» The problem: Go over the data and keep only the lines that include "fulfillers".

[Stored data]
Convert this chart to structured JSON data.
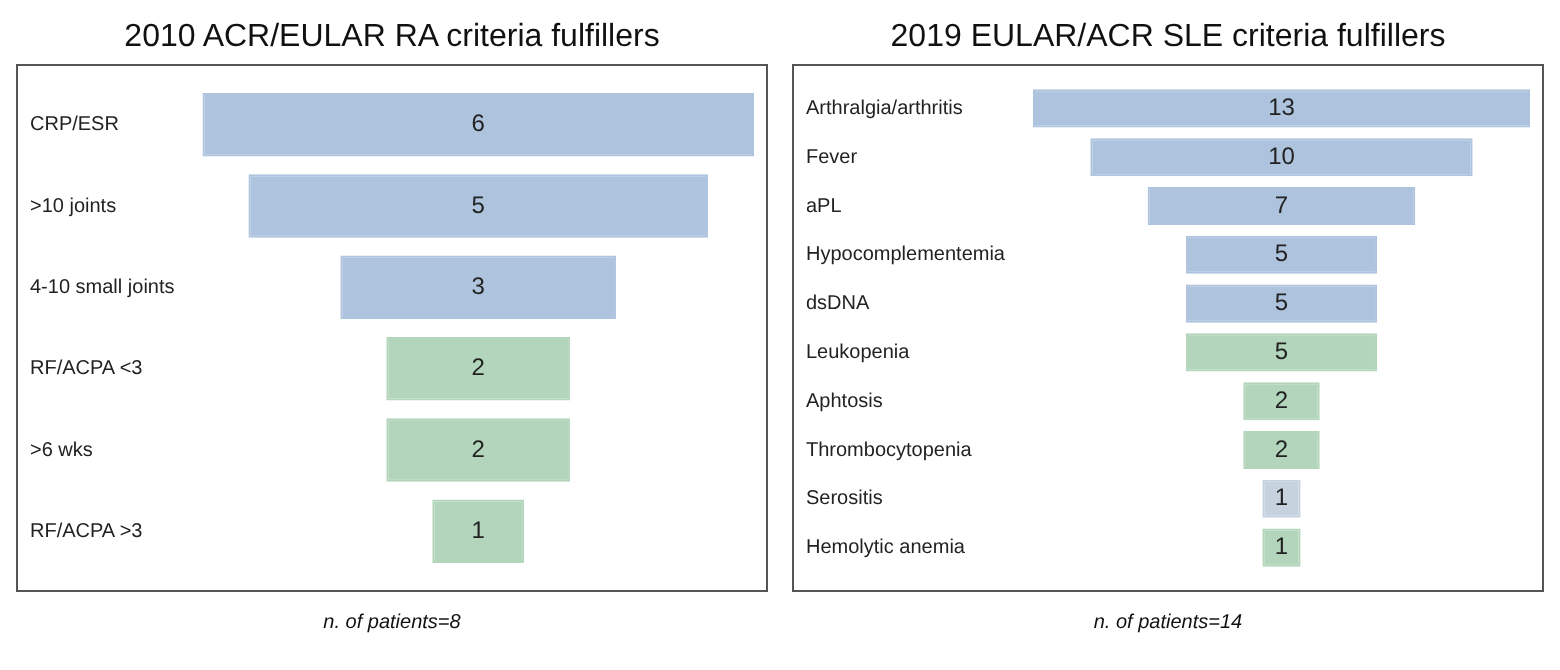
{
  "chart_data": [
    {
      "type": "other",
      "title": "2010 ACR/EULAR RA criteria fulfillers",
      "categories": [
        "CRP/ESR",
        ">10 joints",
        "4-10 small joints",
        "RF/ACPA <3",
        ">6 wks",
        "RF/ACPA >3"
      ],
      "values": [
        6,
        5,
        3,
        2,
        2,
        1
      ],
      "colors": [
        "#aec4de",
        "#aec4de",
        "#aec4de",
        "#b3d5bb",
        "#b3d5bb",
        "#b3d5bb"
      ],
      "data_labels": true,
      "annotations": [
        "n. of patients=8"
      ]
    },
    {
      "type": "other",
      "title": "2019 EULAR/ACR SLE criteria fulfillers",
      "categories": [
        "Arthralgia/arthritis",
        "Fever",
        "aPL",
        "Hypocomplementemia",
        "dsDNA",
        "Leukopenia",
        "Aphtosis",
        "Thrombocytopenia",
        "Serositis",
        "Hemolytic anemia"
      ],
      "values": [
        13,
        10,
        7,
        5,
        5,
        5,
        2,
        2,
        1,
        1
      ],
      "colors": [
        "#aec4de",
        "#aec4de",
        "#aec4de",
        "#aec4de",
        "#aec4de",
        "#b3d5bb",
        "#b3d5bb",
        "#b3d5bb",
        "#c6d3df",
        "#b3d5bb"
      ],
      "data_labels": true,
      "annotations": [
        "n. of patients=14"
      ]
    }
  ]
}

» Response to this task:
      "title": "2010 ACR/EULAR RA criteria fulfillers",
      "title": "2019 EULAR/ACR SLE criteria fulfillers",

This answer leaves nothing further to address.